▸ **TASKS TO CARRY OUT**
1/ Summarize the passage on the Anabaptists in two sentences.
2/ According to the passage on the Anabaptists, what name did Bockhold assume when he became leader?
3/ Extend the passage on the Anabaptists beyond its final sentence.

::: PASSAGE :::

Anabaptists (from the Greek anabaptisein, to rebaptize) was a name given to a Christian sect by their adversaries, because, as they objected to infantbaptism, they re-baptized those who joined their body. The founder of the sect appears to have been Nicolas Storch, a disciple of Luther's, who seems to have aimed also at the reorganization of society based on civil and political equality. Gathering round him a number of fiery spirits, among whom was Thomas Munzer, he incited the peasantry of Suabia and Franconia to insurrection - the doctrine of a community of goods being now added to their creed. This insurrection was quelled in 1525, when Munzer was put to the torture and beheaded. After the death of Munzer the sectaries dispersed in all directions, spreading their doctrines wherever they went. In 1534 the town of Miinster in Westphalia became their centre of action. Under the leadership of Bockhold and Matthias their numbers increased daily, and being joined by the restless spirits of the adjoining towns, they soon made themselves masters of the town and expelled their adversaries. Matthias became their prophet, but he fell in a sally against the Bishop of Munster, Count Waldeck, who had laid siege to the city. Bockhold then became leader, assuming the name of John of Leyden, king of the New Jerusalem, and Munster became a theatre of all the excesses of fanaticism, lust, and cruelty. The town was eventually taken in June, 1535, and Bockhold and a great many of his partisans suffered death. This was the last time that the movement assumed anything like political importance.

::: DATA RECORDS :::

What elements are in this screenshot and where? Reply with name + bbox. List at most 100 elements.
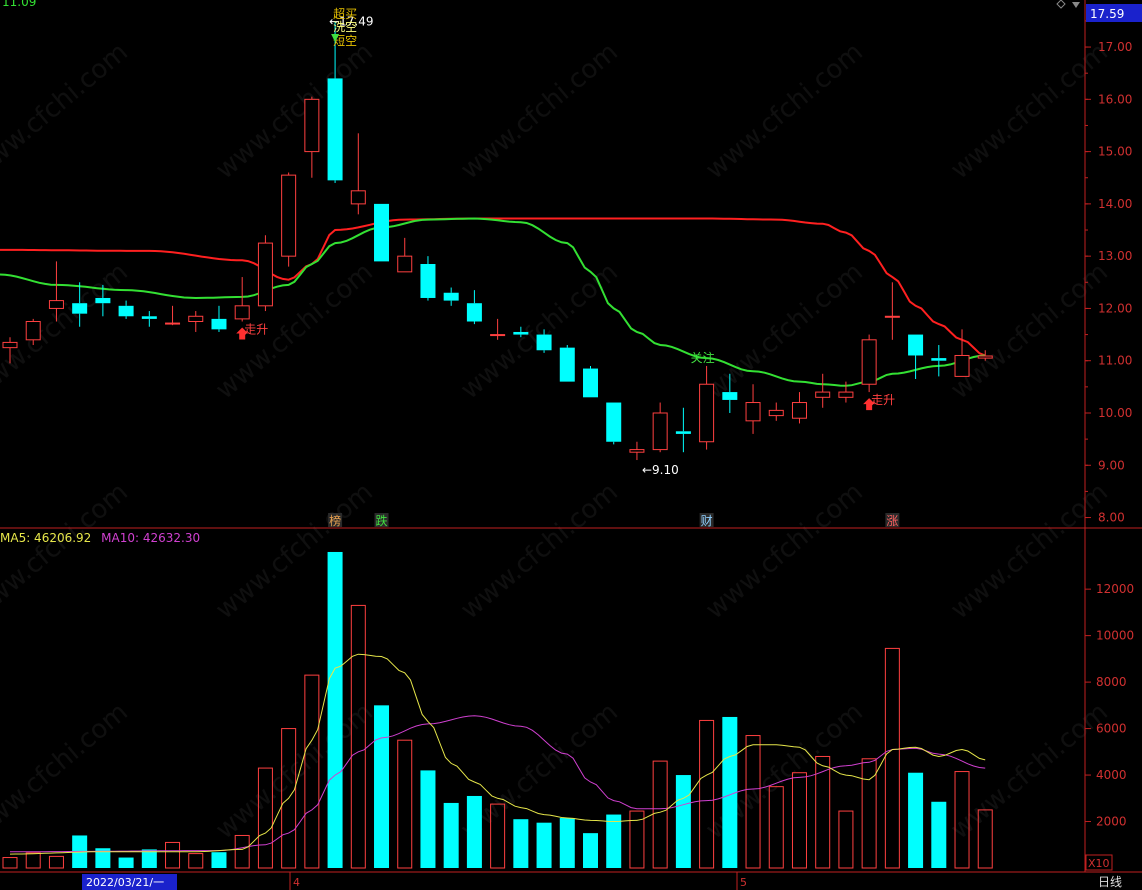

:::
::: DATA RECORDS :::

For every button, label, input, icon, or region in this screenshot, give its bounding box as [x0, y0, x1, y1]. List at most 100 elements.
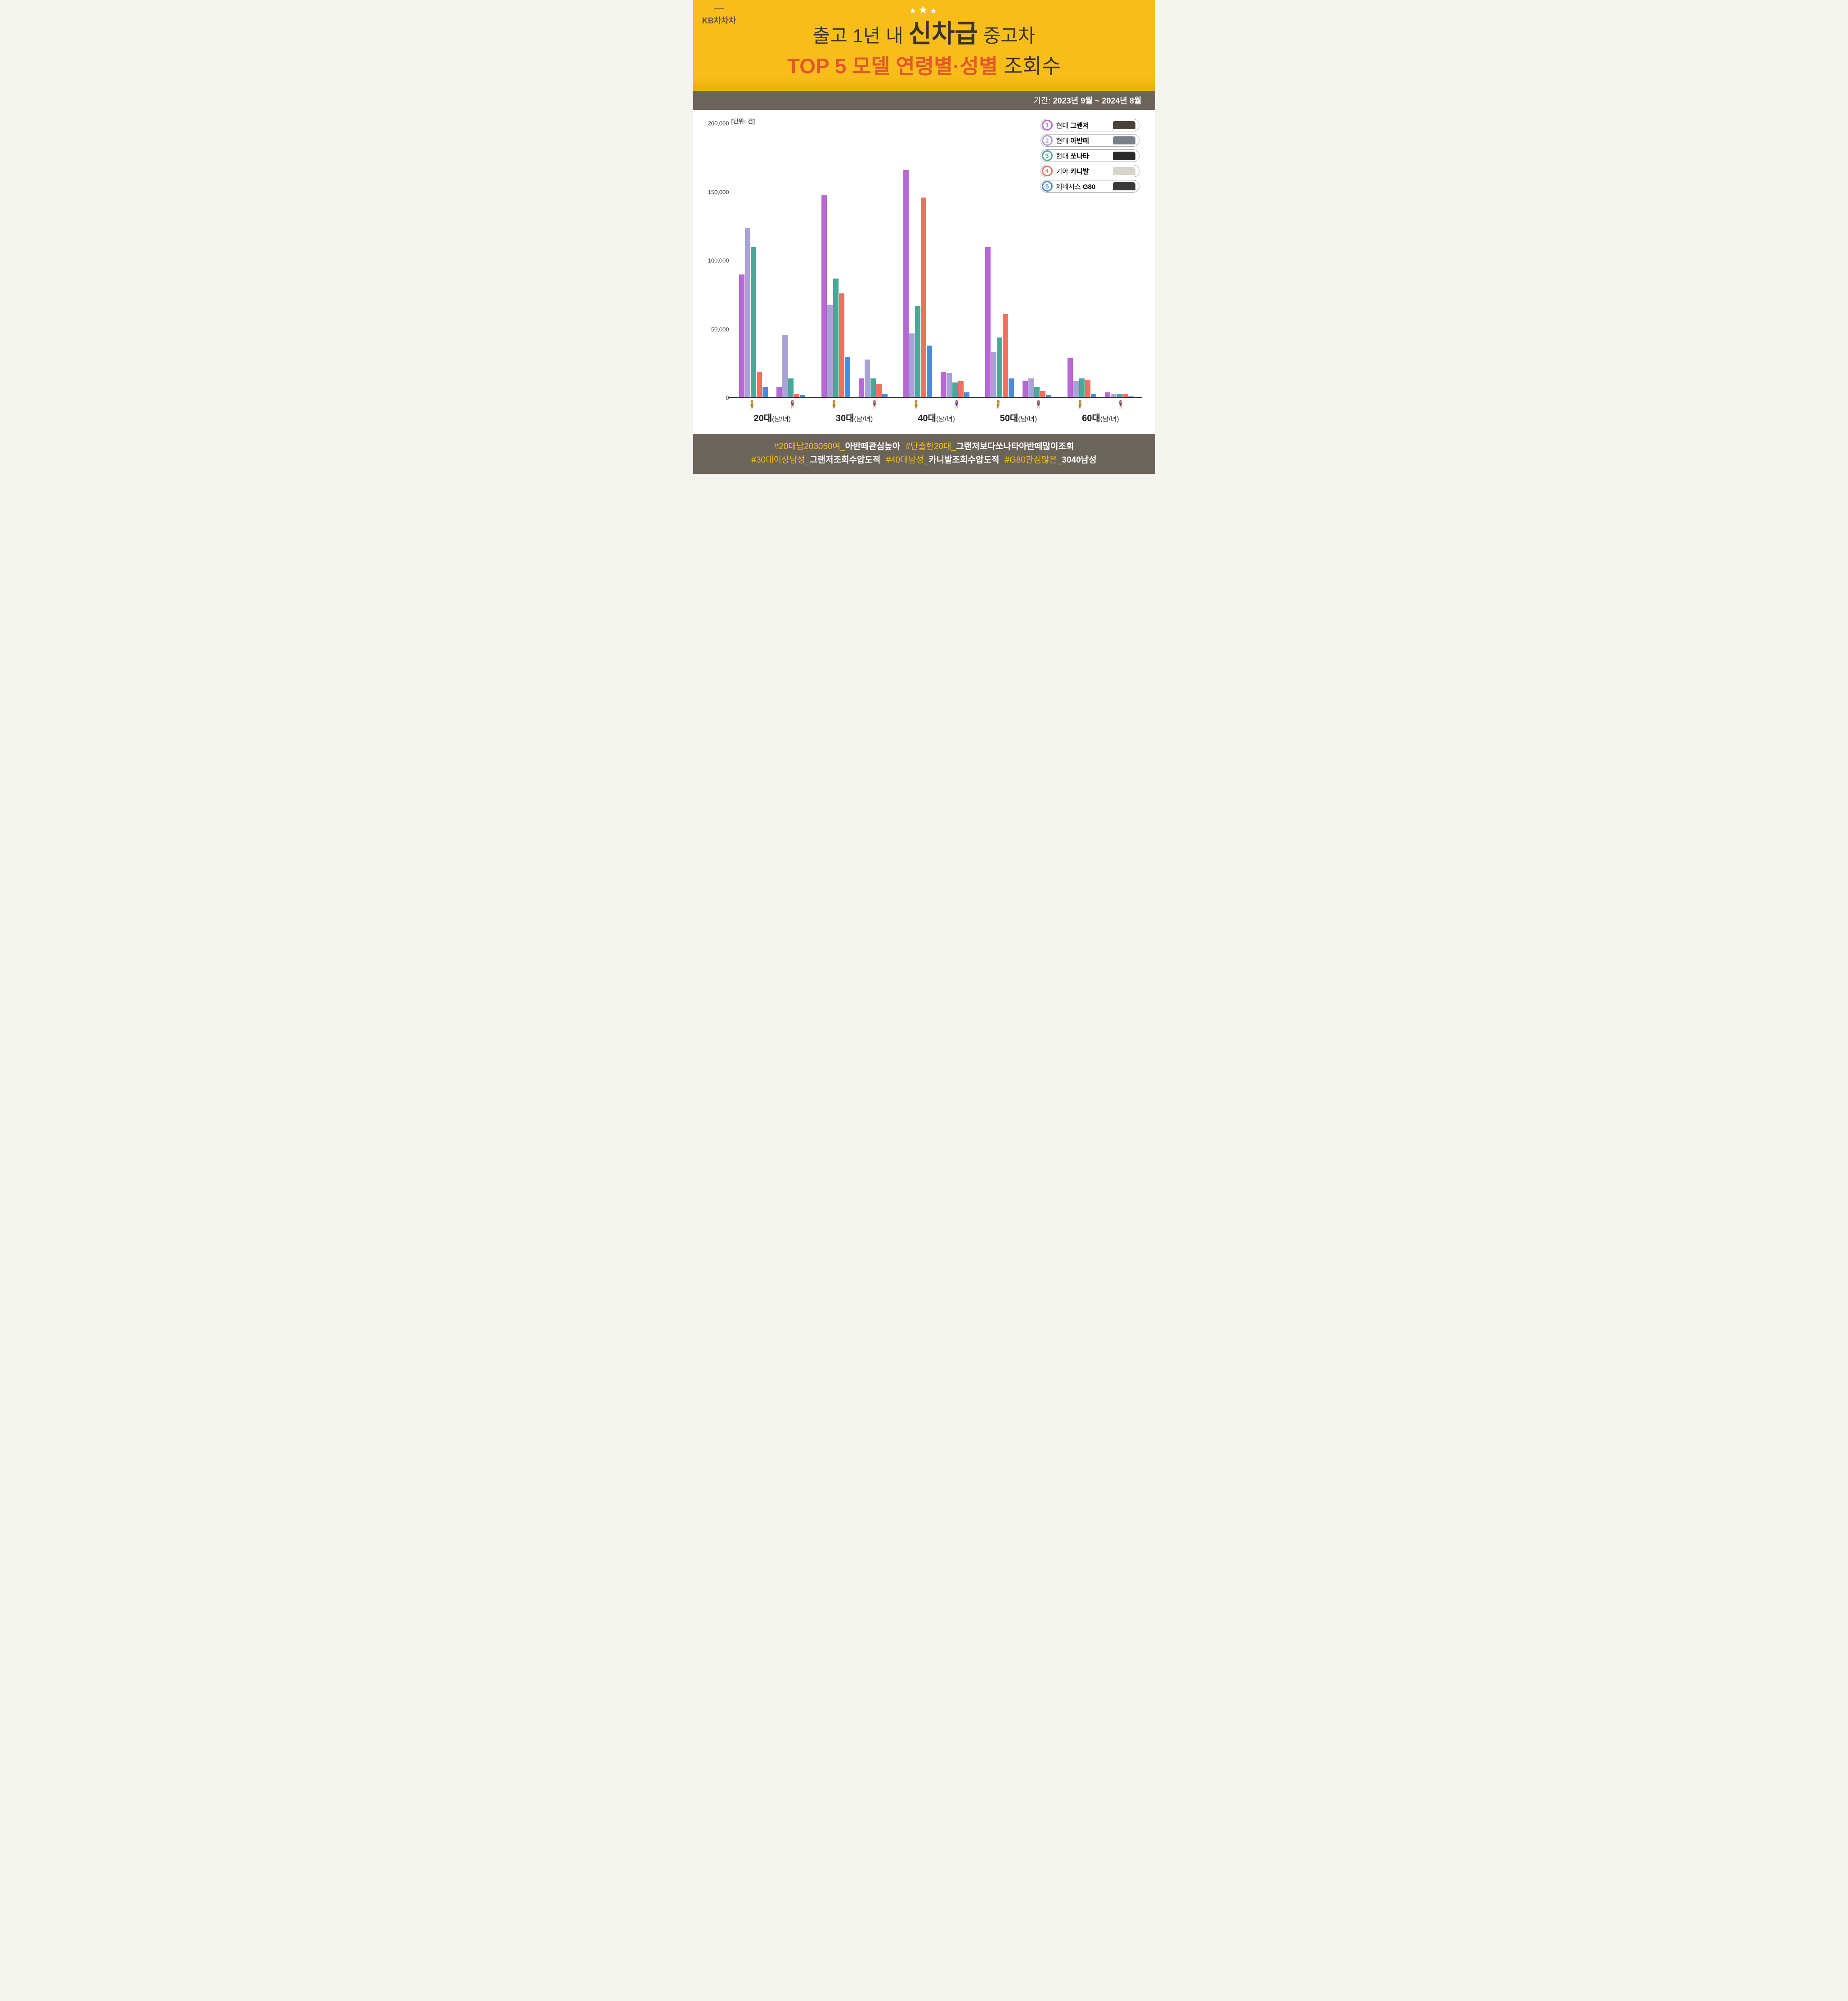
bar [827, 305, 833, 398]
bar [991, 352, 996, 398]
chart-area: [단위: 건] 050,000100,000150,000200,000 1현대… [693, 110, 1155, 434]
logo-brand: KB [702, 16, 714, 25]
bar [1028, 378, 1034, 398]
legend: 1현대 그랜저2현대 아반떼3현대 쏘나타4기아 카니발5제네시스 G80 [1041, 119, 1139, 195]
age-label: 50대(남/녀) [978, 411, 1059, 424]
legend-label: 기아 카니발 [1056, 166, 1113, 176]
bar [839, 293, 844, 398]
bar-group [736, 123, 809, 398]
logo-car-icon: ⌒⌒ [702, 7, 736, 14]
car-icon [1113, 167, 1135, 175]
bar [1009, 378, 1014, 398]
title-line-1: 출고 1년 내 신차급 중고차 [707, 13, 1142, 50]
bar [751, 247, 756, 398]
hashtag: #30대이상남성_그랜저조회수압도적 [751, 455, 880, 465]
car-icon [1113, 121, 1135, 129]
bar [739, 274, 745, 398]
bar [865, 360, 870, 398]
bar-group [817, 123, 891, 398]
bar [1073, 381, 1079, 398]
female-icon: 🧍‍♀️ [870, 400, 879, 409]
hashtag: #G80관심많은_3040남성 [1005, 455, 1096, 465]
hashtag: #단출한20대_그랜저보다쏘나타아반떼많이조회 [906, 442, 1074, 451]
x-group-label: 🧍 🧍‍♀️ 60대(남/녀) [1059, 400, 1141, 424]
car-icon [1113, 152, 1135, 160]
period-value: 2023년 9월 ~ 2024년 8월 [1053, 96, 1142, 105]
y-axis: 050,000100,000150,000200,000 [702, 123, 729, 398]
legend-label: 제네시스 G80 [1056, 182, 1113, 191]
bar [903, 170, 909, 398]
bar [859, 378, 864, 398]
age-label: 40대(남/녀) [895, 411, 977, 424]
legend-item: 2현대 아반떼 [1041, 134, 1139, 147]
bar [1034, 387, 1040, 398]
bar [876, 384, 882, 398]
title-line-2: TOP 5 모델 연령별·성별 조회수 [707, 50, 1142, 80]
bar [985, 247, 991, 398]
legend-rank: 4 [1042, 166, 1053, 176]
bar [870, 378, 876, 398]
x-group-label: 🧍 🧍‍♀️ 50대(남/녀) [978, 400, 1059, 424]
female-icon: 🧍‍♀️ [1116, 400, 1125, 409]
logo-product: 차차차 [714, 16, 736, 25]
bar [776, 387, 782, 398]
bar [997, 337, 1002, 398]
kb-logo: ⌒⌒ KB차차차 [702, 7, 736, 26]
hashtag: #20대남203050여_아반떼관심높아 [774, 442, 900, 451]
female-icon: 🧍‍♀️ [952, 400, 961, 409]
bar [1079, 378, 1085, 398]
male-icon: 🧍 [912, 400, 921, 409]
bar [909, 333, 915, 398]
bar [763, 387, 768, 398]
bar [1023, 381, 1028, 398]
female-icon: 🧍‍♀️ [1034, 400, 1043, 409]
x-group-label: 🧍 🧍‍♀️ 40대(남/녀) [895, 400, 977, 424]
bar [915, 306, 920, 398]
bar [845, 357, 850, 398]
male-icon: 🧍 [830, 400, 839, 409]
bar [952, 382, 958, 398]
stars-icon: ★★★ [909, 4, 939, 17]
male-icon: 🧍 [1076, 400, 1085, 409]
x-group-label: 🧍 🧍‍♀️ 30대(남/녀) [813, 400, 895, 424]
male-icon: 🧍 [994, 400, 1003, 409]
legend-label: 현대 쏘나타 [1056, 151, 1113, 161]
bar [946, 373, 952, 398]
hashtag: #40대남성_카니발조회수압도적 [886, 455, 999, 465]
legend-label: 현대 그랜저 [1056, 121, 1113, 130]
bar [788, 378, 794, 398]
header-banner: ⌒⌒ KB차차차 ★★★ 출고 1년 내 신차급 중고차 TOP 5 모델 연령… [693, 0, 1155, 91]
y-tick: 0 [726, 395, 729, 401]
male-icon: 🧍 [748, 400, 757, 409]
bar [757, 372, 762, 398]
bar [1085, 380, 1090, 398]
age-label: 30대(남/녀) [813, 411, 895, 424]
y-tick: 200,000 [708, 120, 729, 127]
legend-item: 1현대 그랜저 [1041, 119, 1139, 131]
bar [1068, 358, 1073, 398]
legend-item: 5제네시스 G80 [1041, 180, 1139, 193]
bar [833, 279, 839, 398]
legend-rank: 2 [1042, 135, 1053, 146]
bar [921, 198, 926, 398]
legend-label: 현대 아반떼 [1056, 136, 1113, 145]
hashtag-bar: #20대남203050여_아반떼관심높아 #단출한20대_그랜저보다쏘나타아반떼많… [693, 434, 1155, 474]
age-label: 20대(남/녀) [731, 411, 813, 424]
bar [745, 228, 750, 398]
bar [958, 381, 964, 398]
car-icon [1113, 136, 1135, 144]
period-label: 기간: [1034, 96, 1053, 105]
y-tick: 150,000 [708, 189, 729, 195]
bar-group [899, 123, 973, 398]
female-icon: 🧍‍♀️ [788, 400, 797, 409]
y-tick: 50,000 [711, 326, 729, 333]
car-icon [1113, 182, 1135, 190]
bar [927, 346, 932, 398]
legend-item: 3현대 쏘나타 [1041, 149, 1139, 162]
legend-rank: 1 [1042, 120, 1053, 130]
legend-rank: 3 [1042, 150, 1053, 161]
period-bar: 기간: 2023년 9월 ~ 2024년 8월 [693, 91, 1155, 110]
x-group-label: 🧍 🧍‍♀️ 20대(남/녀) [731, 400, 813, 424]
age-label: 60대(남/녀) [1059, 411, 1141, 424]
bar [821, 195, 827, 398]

:::

▸ **ANSWERS BELOW**
1/ The Anabaptists, named by their adversaries for re-baptizing those who joined them, were founded by Nicolas Storch, whose followers, among them Thomas Munzer, stirred the peasantry of Suabia and Franconia to an insurrection that was quelled in 1525. The dispersed sectaries later seized Munster in 1534 under Bockhold and Matthias, and the town was retaken in June 1535, the last time the movement held anything like political importance.

2/ He took the name John of Leyden, king of the New Jerusalem.

3/
In the meantime some of the apostles, who were sent out by Bockhold to extend the limits of his kingdom, had been successful in various places, and many independent teachers, who preached the same doctrines, continued active in the work of founding a new empire of pure Christians. It is true that they rejected the practice of polygamy, community of goods, and intolerance towards those of different opinions which had prevailed in Munster; but they enjoined upon their adherents the other doctrines of the early Anabaptists, and certain heretical opinions in regard to the humanity of Christ, occasioned by the controversies of that day about the sacrament. The most celebrated of those Anabaptist prophets were Melchior Hoffmann, the founder of the Hoffmannists or Millenarians; Galenus Abrahamssohn, from whom the sect of the Galenists were called; and Simon Menno, founder of various sects known as Mennonites.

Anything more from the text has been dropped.